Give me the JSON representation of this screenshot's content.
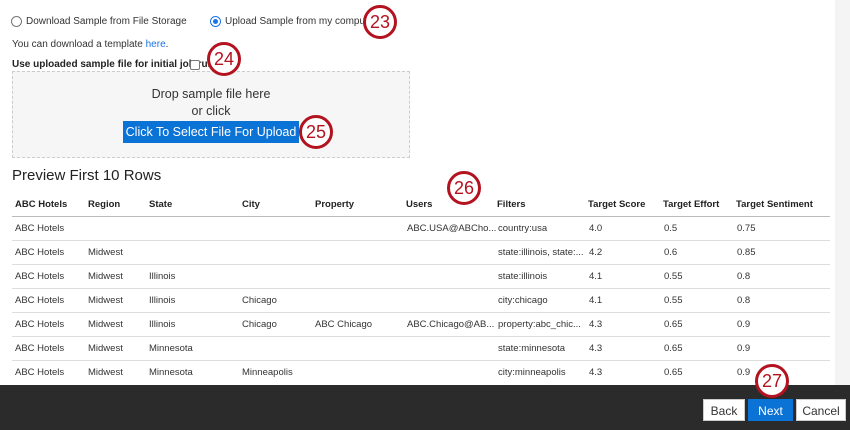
{
  "source_options": [
    {
      "label": "Download Sample from File Storage",
      "selected": false
    },
    {
      "label": "Upload Sample from my computer",
      "selected": true
    }
  ],
  "template_text": "You can download a template ",
  "template_link": "here",
  "template_end": ".",
  "initial_run_label": "Use uploaded sample file for initial job run:",
  "initial_run_checked": false,
  "drop_zone": {
    "line1": "Drop sample file here",
    "line2": "or click",
    "button": "Click To Select File For Upload"
  },
  "preview": {
    "title": "Preview First 10 Rows",
    "columns": [
      "ABC Hotels",
      "Region",
      "State",
      "City",
      "Property",
      "Users",
      "Filters",
      "Target Score",
      "Target Effort",
      "Target Sentiment"
    ],
    "rows": [
      [
        "ABC Hotels",
        "",
        "",
        "",
        "",
        "ABC.USA@ABCho...",
        "country:usa",
        "4.0",
        "0.5",
        "0.75"
      ],
      [
        "ABC Hotels",
        "Midwest",
        "",
        "",
        "",
        "",
        "state:illinois, state:...",
        "4.2",
        "0.6",
        "0.85"
      ],
      [
        "ABC Hotels",
        "Midwest",
        "Illinois",
        "",
        "",
        "",
        "state:illinois",
        "4.1",
        "0.55",
        "0.8"
      ],
      [
        "ABC Hotels",
        "Midwest",
        "Illinois",
        "Chicago",
        "",
        "",
        "city:chicago",
        "4.1",
        "0.55",
        "0.8"
      ],
      [
        "ABC Hotels",
        "Midwest",
        "Illinois",
        "Chicago",
        "ABC Chicago",
        "ABC.Chicago@AB...",
        "property:abc_chic...",
        "4.3",
        "0.65",
        "0.9"
      ],
      [
        "ABC Hotels",
        "Midwest",
        "Minnesota",
        "",
        "",
        "",
        "state:minnesota",
        "4.3",
        "0.65",
        "0.9"
      ],
      [
        "ABC Hotels",
        "Midwest",
        "Minnesota",
        "Minneapolis",
        "",
        "",
        "city:minneapolis",
        "4.3",
        "0.65",
        "0.9"
      ]
    ]
  },
  "footer": {
    "back": "Back",
    "next": "Next",
    "cancel": "Cancel"
  },
  "callouts": [
    "23",
    "24",
    "25",
    "26",
    "27"
  ],
  "colors": {
    "accent": "#0b72d6",
    "callout": "#b3121f",
    "footer": "#2b2b2b"
  }
}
----
TASK TO CARRY OUT: Reproduce every record above exactly, omitting the pictures.

EXERCISE SOLUTION:
Give me the JSON representation of this screenshot's content.
{
  "source_options": [
    {
      "label": "Download Sample from File Storage",
      "selected": false
    },
    {
      "label": "Upload Sample from my computer",
      "selected": true
    }
  ],
  "template_text": "You can download a template ",
  "template_link": "here",
  "template_end": ".",
  "initial_run_label": "Use uploaded sample file for initial job run:",
  "initial_run_checked": false,
  "drop_zone": {
    "line1": "Drop sample file here",
    "line2": "or click",
    "button": "Click To Select File For Upload"
  },
  "preview": {
    "title": "Preview First 10 Rows",
    "columns": [
      "ABC Hotels",
      "Region",
      "State",
      "City",
      "Property",
      "Users",
      "Filters",
      "Target Score",
      "Target Effort",
      "Target Sentiment"
    ],
    "rows": [
      [
        "ABC Hotels",
        "",
        "",
        "",
        "",
        "ABC.USA@ABCho...",
        "country:usa",
        "4.0",
        "0.5",
        "0.75"
      ],
      [
        "ABC Hotels",
        "Midwest",
        "",
        "",
        "",
        "",
        "state:illinois, state:...",
        "4.2",
        "0.6",
        "0.85"
      ],
      [
        "ABC Hotels",
        "Midwest",
        "Illinois",
        "",
        "",
        "",
        "state:illinois",
        "4.1",
        "0.55",
        "0.8"
      ],
      [
        "ABC Hotels",
        "Midwest",
        "Illinois",
        "Chicago",
        "",
        "",
        "city:chicago",
        "4.1",
        "0.55",
        "0.8"
      ],
      [
        "ABC Hotels",
        "Midwest",
        "Illinois",
        "Chicago",
        "ABC Chicago",
        "ABC.Chicago@AB...",
        "property:abc_chic...",
        "4.3",
        "0.65",
        "0.9"
      ],
      [
        "ABC Hotels",
        "Midwest",
        "Minnesota",
        "",
        "",
        "",
        "state:minnesota",
        "4.3",
        "0.65",
        "0.9"
      ],
      [
        "ABC Hotels",
        "Midwest",
        "Minnesota",
        "Minneapolis",
        "",
        "",
        "city:minneapolis",
        "4.3",
        "0.65",
        "0.9"
      ]
    ]
  },
  "footer": {
    "back": "Back",
    "next": "Next",
    "cancel": "Cancel"
  },
  "callouts": [
    "23",
    "24",
    "25",
    "26",
    "27"
  ],
  "colors": {
    "accent": "#0b72d6",
    "callout": "#b3121f",
    "footer": "#2b2b2b"
  }
}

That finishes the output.